GTR Source, LLC v Zomongo.TV USA, Inc.
2025 NY Slip Op 05223 [242 AD3d 714]
October 1, 2025
Appellate Division, Second Department
Published by New York State Law Reporting Bureau pursuant to Judiciary Law § 431.
As corrected through Wednesday, December 10, 2025


[*1]
 GTR Source, LLC, Respondent,
v
Zomongo.TV USA, Inc., Doing Business as Zomongo.TV USA, et al., Appellants.

Colonna Cohen Law, PLLC, Brooklyn, NY (Ashlee Colonna Cohen of counsel), for appellants.

Terenzi & Confusione, P.C., Garden City, NY (Ronald M. Terenzi of counsel), for respondent.

**MATERIAL PROVIDED**
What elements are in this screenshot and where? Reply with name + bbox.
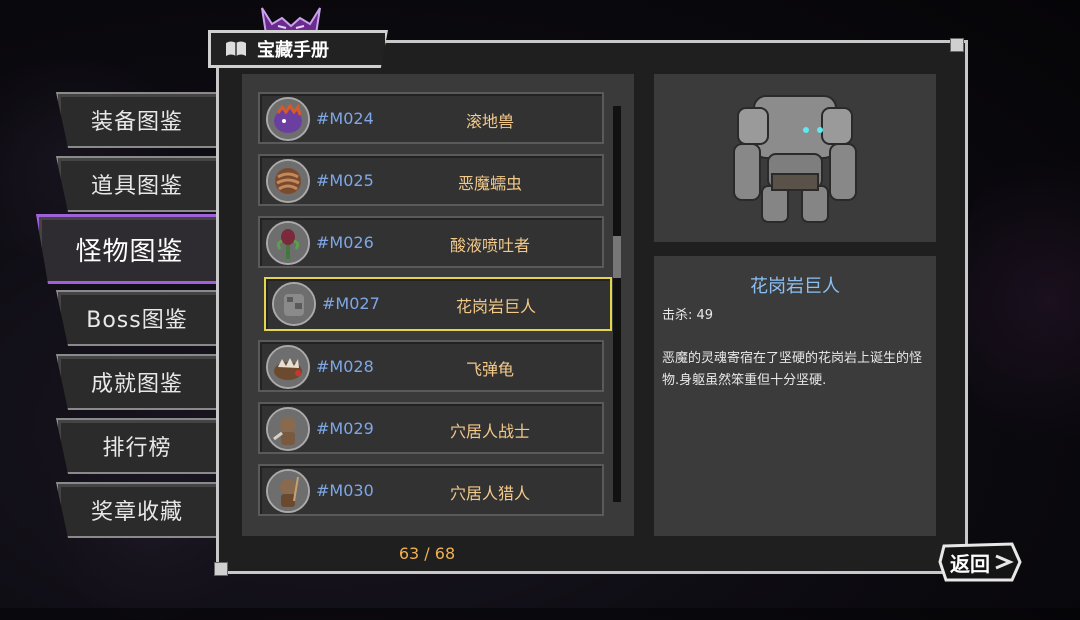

**EXERCISE AIM**
List every company or firm name in the case heading at the top that ends in a business designation such as LLC, Inc., PLLC or P.C.

**REPLY TO THE EXERCISE**
- GTR Source, LLC
- Zomongo.TV USA, Inc.
- Colonna Cohen Law, PLLC
- Terenzi & Confusione, P.C.